_Problem requirements_: For this exercise, repeat all of the material verbatim apart from its images.

_Data to use_:
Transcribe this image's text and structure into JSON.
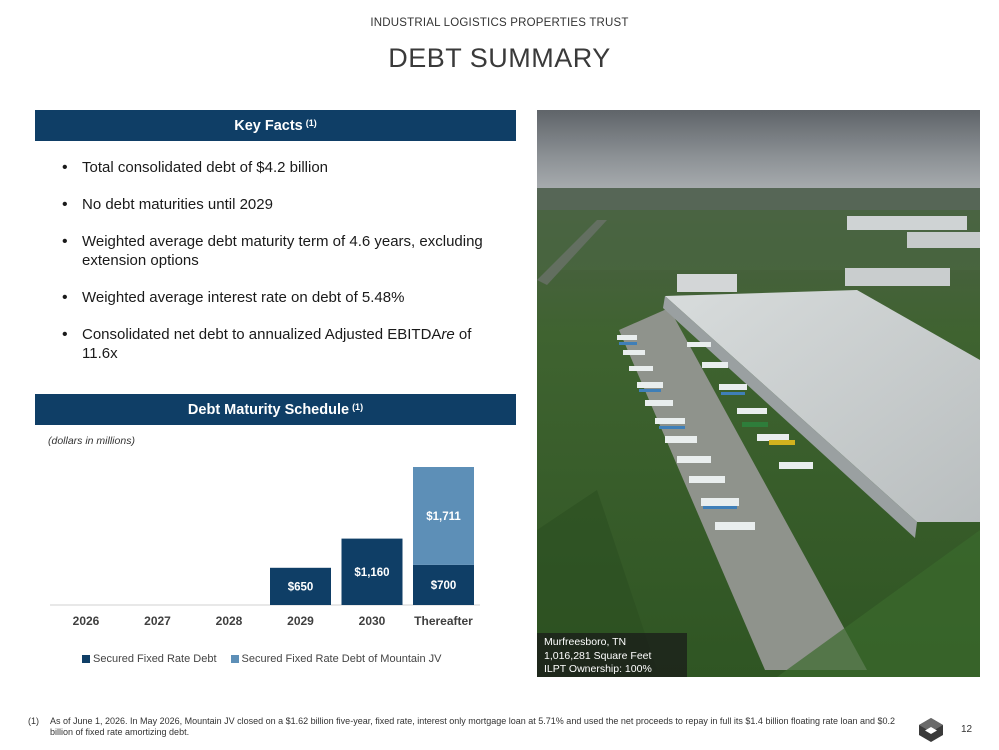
{
  "header": {
    "company": "INDUSTRIAL LOGISTICS PROPERTIES TRUST",
    "title": "DEBT SUMMARY"
  },
  "key_facts": {
    "heading": "Key Facts",
    "note_marker": "(1)",
    "items": [
      "Total consolidated debt of $4.2 billion",
      "No debt maturities until 2029",
      "Weighted average debt maturity term of 4.6 years, excluding extension options",
      "Weighted average interest rate on debt of 5.48%",
      "Consolidated net debt to annualized Adjusted EBITDA"
    ],
    "item5_italic": "re",
    "item5_tail": " of 11.6x"
  },
  "schedule": {
    "heading": "Debt Maturity Schedule",
    "note_marker": "(1)",
    "units_note": "(dollars in millions)"
  },
  "chart_data": {
    "type": "bar",
    "stacked": true,
    "categories": [
      "2026",
      "2027",
      "2028",
      "2029",
      "2030",
      "Thereafter"
    ],
    "series": [
      {
        "name": "Secured Fixed Rate Debt",
        "color": "#0f3e66",
        "values": [
          0,
          0,
          0,
          650,
          1160,
          700
        ],
        "labels": [
          "",
          "",
          "",
          "$650",
          "$1,160",
          "$700"
        ]
      },
      {
        "name": "Secured Fixed Rate Debt of Mountain JV",
        "color": "#5d8fb7",
        "values": [
          0,
          0,
          0,
          0,
          0,
          1711
        ],
        "labels": [
          "",
          "",
          "",
          "",
          "",
          "$1,711"
        ]
      }
    ],
    "ylim": [
      0,
      2411
    ],
    "legend_position": "bottom",
    "grid": false
  },
  "photo": {
    "caption_lines": [
      "Murfreesboro, TN",
      "1,016,281 Square Feet",
      "ILPT Ownership: 100%"
    ]
  },
  "footnote": {
    "number": "(1)",
    "text": "As of June 1, 2026. In May 2026, Mountain JV closed on a $1.62 billion five-year, fixed rate, interest only mortgage loan at 5.71% and used the net proceeds to repay in full its $1.4 billion floating rate loan and $0.2 billion of fixed rate amortizing debt."
  },
  "page_number": "12",
  "colors": {
    "navy": "#0f3e66",
    "light_blue": "#5d8fb7"
  }
}
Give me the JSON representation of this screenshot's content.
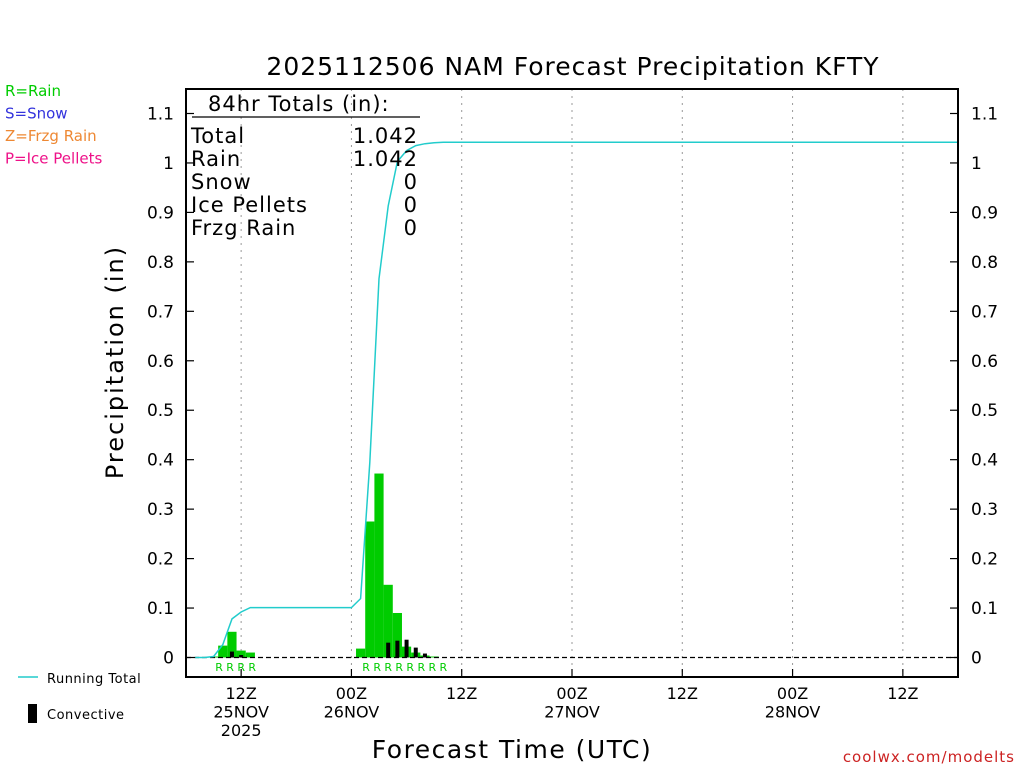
{
  "chart_data": {
    "type": "bar",
    "title": "2025112506 NAM Forecast Precipitation KFTY",
    "xlabel": "Forecast Time (UTC)",
    "ylabel": "Precipitation (in)",
    "ylim": [
      0,
      1.1
    ],
    "yticks": [
      0,
      0.1,
      0.2,
      0.3,
      0.4,
      0.5,
      0.6,
      0.7,
      0.8,
      0.9,
      1,
      1.1
    ],
    "ytick_labels": [
      "0",
      "0.1",
      "0.2",
      "0.3",
      "0.4",
      "0.5",
      "0.6",
      "0.7",
      "0.8",
      "0.9",
      "1",
      "1.1"
    ],
    "xlim_hours": [
      6,
      90
    ],
    "xticks": [
      {
        "hour": 12,
        "lines": [
          "12Z",
          "25NOV",
          "2025"
        ]
      },
      {
        "hour": 24,
        "lines": [
          "00Z",
          "26NOV"
        ]
      },
      {
        "hour": 36,
        "lines": [
          "12Z"
        ]
      },
      {
        "hour": 48,
        "lines": [
          "00Z",
          "27NOV"
        ]
      },
      {
        "hour": 60,
        "lines": [
          "12Z"
        ]
      },
      {
        "hour": 72,
        "lines": [
          "00Z",
          "28NOV"
        ]
      },
      {
        "hour": 84,
        "lines": [
          "12Z"
        ]
      }
    ],
    "bar_width_hours": 1,
    "series": [
      {
        "name": "Rain",
        "color": "#00cc00",
        "x": [
          9,
          10,
          11,
          12,
          13,
          25,
          26,
          27,
          28,
          29,
          30,
          31,
          32,
          33
        ],
        "values": [
          0.002,
          0.024,
          0.052,
          0.014,
          0.01,
          0.018,
          0.275,
          0.372,
          0.147,
          0.09,
          0.022,
          0.01,
          0.004,
          0.002
        ]
      },
      {
        "name": "Convective",
        "color": "#000000",
        "x": [
          11,
          12,
          28,
          29,
          30,
          31,
          32
        ],
        "values": [
          0.012,
          0.005,
          0.03,
          0.034,
          0.036,
          0.02,
          0.008
        ]
      },
      {
        "name": "Running Total",
        "color": "#22cccc",
        "x": [
          7,
          8,
          9,
          10,
          11,
          12,
          13,
          14,
          15,
          16,
          17,
          18,
          19,
          20,
          21,
          22,
          23,
          24,
          25,
          26,
          27,
          28,
          29,
          30,
          31,
          32,
          33,
          34,
          36,
          90
        ],
        "values": [
          0,
          0,
          0.002,
          0.026,
          0.078,
          0.092,
          0.101,
          0.101,
          0.101,
          0.101,
          0.101,
          0.101,
          0.101,
          0.101,
          0.101,
          0.101,
          0.101,
          0.101,
          0.119,
          0.394,
          0.766,
          0.913,
          1.003,
          1.025,
          1.035,
          1.039,
          1.041,
          1.042,
          1.042,
          1.042
        ]
      }
    ],
    "precip_type_markers": [
      {
        "hour": 9.6,
        "label": "R"
      },
      {
        "hour": 10.8,
        "label": "R"
      },
      {
        "hour": 12.0,
        "label": "R"
      },
      {
        "hour": 13.2,
        "label": "R"
      },
      {
        "hour": 25.6,
        "label": "R"
      },
      {
        "hour": 26.8,
        "label": "R"
      },
      {
        "hour": 28.0,
        "label": "R"
      },
      {
        "hour": 29.2,
        "label": "R"
      },
      {
        "hour": 30.4,
        "label": "R"
      },
      {
        "hour": 31.6,
        "label": "R"
      },
      {
        "hour": 32.8,
        "label": "R"
      },
      {
        "hour": 34.0,
        "label": "R"
      }
    ],
    "totals_box": {
      "heading": "84hr Totals (in):",
      "rows": [
        {
          "label": "Total",
          "value": "1.042"
        },
        {
          "label": "Rain",
          "value": "1.042"
        },
        {
          "label": "Snow",
          "value": "0"
        },
        {
          "label": "Ice Pellets",
          "value": "0"
        },
        {
          "label": "Frzg Rain",
          "value": "0"
        }
      ]
    },
    "type_legend": [
      {
        "label": "R=Rain",
        "color": "#00cc00"
      },
      {
        "label": "S=Snow",
        "color": "#3333dd"
      },
      {
        "label": "Z=Frzg Rain",
        "color": "#ee8833"
      },
      {
        "label": "P=Ice Pellets",
        "color": "#ee1188"
      }
    ],
    "legend": [
      {
        "label": "Running Total",
        "color": "#22cccc",
        "kind": "line"
      },
      {
        "label": "Convective",
        "color": "#000000",
        "kind": "bar"
      }
    ],
    "credit": "coolwx.com/modelts",
    "credit_color": "#cc2222"
  }
}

_Full answer_:
Transcribe this image's text and structure into JSON.
{
  "header": {
    "company": "INDUSTRIAL LOGISTICS PROPERTIES TRUST",
    "title": "DEBT SUMMARY"
  },
  "key_facts": {
    "heading": "Key Facts",
    "note_marker": "(1)",
    "items": [
      "Total consolidated debt of $4.2 billion",
      "No debt maturities until 2029",
      "Weighted average debt maturity term of 4.6 years, excluding extension options",
      "Weighted average interest rate on debt of 5.48%",
      "Consolidated net debt to annualized Adjusted EBITDA"
    ],
    "item5_italic": "re",
    "item5_tail": " of 11.6x"
  },
  "schedule": {
    "heading": "Debt Maturity Schedule",
    "note_marker": "(1)",
    "units_note": "(dollars in millions)"
  },
  "chart_data": {
    "type": "bar",
    "stacked": true,
    "categories": [
      "2026",
      "2027",
      "2028",
      "2029",
      "2030",
      "Thereafter"
    ],
    "series": [
      {
        "name": "Secured Fixed Rate Debt",
        "color": "#0f3e66",
        "values": [
          0,
          0,
          0,
          650,
          1160,
          700
        ],
        "labels": [
          "",
          "",
          "",
          "$650",
          "$1,160",
          "$700"
        ]
      },
      {
        "name": "Secured Fixed Rate Debt of Mountain JV",
        "color": "#5d8fb7",
        "values": [
          0,
          0,
          0,
          0,
          0,
          1711
        ],
        "labels": [
          "",
          "",
          "",
          "",
          "",
          "$1,711"
        ]
      }
    ],
    "ylim": [
      0,
      2411
    ],
    "legend_position": "bottom",
    "grid": false
  },
  "photo": {
    "caption_lines": [
      "Murfreesboro, TN",
      "1,016,281 Square Feet",
      "ILPT Ownership: 100%"
    ]
  },
  "footnote": {
    "number": "(1)",
    "text": "As of June 1, 2026. In May 2026, Mountain JV closed on a $1.62 billion five-year, fixed rate, interest only mortgage loan at 5.71% and used the net proceeds to repay in full its $1.4 billion floating rate loan and $0.2 billion of fixed rate amortizing debt."
  },
  "page_number": "12",
  "colors": {
    "navy": "#0f3e66",
    "light_blue": "#5d8fb7"
  }
}
Give me the JSON representation of this screenshot's content.
{
  "chart_data": {
    "type": "bar",
    "title": "2025112506 NAM Forecast Precipitation KFTY",
    "xlabel": "Forecast Time (UTC)",
    "ylabel": "Precipitation (in)",
    "ylim": [
      0,
      1.1
    ],
    "yticks": [
      0,
      0.1,
      0.2,
      0.3,
      0.4,
      0.5,
      0.6,
      0.7,
      0.8,
      0.9,
      1,
      1.1
    ],
    "ytick_labels": [
      "0",
      "0.1",
      "0.2",
      "0.3",
      "0.4",
      "0.5",
      "0.6",
      "0.7",
      "0.8",
      "0.9",
      "1",
      "1.1"
    ],
    "xlim_hours": [
      6,
      90
    ],
    "xticks": [
      {
        "hour": 12,
        "lines": [
          "12Z",
          "25NOV",
          "2025"
        ]
      },
      {
        "hour": 24,
        "lines": [
          "00Z",
          "26NOV"
        ]
      },
      {
        "hour": 36,
        "lines": [
          "12Z"
        ]
      },
      {
        "hour": 48,
        "lines": [
          "00Z",
          "27NOV"
        ]
      },
      {
        "hour": 60,
        "lines": [
          "12Z"
        ]
      },
      {
        "hour": 72,
        "lines": [
          "00Z",
          "28NOV"
        ]
      },
      {
        "hour": 84,
        "lines": [
          "12Z"
        ]
      }
    ],
    "bar_width_hours": 1,
    "series": [
      {
        "name": "Rain",
        "color": "#00cc00",
        "x": [
          9,
          10,
          11,
          12,
          13,
          25,
          26,
          27,
          28,
          29,
          30,
          31,
          32,
          33
        ],
        "values": [
          0.002,
          0.024,
          0.052,
          0.014,
          0.01,
          0.018,
          0.275,
          0.372,
          0.147,
          0.09,
          0.022,
          0.01,
          0.004,
          0.002
        ]
      },
      {
        "name": "Convective",
        "color": "#000000",
        "x": [
          11,
          12,
          28,
          29,
          30,
          31,
          32
        ],
        "values": [
          0.012,
          0.005,
          0.03,
          0.034,
          0.036,
          0.02,
          0.008
        ]
      },
      {
        "name": "Running Total",
        "color": "#22cccc",
        "x": [
          7,
          8,
          9,
          10,
          11,
          12,
          13,
          14,
          15,
          16,
          17,
          18,
          19,
          20,
          21,
          22,
          23,
          24,
          25,
          26,
          27,
          28,
          29,
          30,
          31,
          32,
          33,
          34,
          36,
          90
        ],
        "values": [
          0,
          0,
          0.002,
          0.026,
          0.078,
          0.092,
          0.101,
          0.101,
          0.101,
          0.101,
          0.101,
          0.101,
          0.101,
          0.101,
          0.101,
          0.101,
          0.101,
          0.101,
          0.119,
          0.394,
          0.766,
          0.913,
          1.003,
          1.025,
          1.035,
          1.039,
          1.041,
          1.042,
          1.042,
          1.042
        ]
      }
    ],
    "precip_type_markers": [
      {
        "hour": 9.6,
        "label": "R"
      },
      {
        "hour": 10.8,
        "label": "R"
      },
      {
        "hour": 12.0,
        "label": "R"
      },
      {
        "hour": 13.2,
        "label": "R"
      },
      {
        "hour": 25.6,
        "label": "R"
      },
      {
        "hour": 26.8,
        "label": "R"
      },
      {
        "hour": 28.0,
        "label": "R"
      },
      {
        "hour": 29.2,
        "label": "R"
      },
      {
        "hour": 30.4,
        "label": "R"
      },
      {
        "hour": 31.6,
        "label": "R"
      },
      {
        "hour": 32.8,
        "label": "R"
      },
      {
        "hour": 34.0,
        "label": "R"
      }
    ],
    "totals_box": {
      "heading": "84hr Totals (in):",
      "rows": [
        {
          "label": "Total",
          "value": "1.042"
        },
        {
          "label": "Rain",
          "value": "1.042"
        },
        {
          "label": "Snow",
          "value": "0"
        },
        {
          "label": "Ice Pellets",
          "value": "0"
        },
        {
          "label": "Frzg Rain",
          "value": "0"
        }
      ]
    },
    "type_legend": [
      {
        "label": "R=Rain",
        "color": "#00cc00"
      },
      {
        "label": "S=Snow",
        "color": "#3333dd"
      },
      {
        "label": "Z=Frzg Rain",
        "color": "#ee8833"
      },
      {
        "label": "P=Ice Pellets",
        "color": "#ee1188"
      }
    ],
    "legend": [
      {
        "label": "Running Total",
        "color": "#22cccc",
        "kind": "line"
      },
      {
        "label": "Convective",
        "color": "#000000",
        "kind": "bar"
      }
    ],
    "credit": "coolwx.com/modelts",
    "credit_color": "#cc2222"
  }
}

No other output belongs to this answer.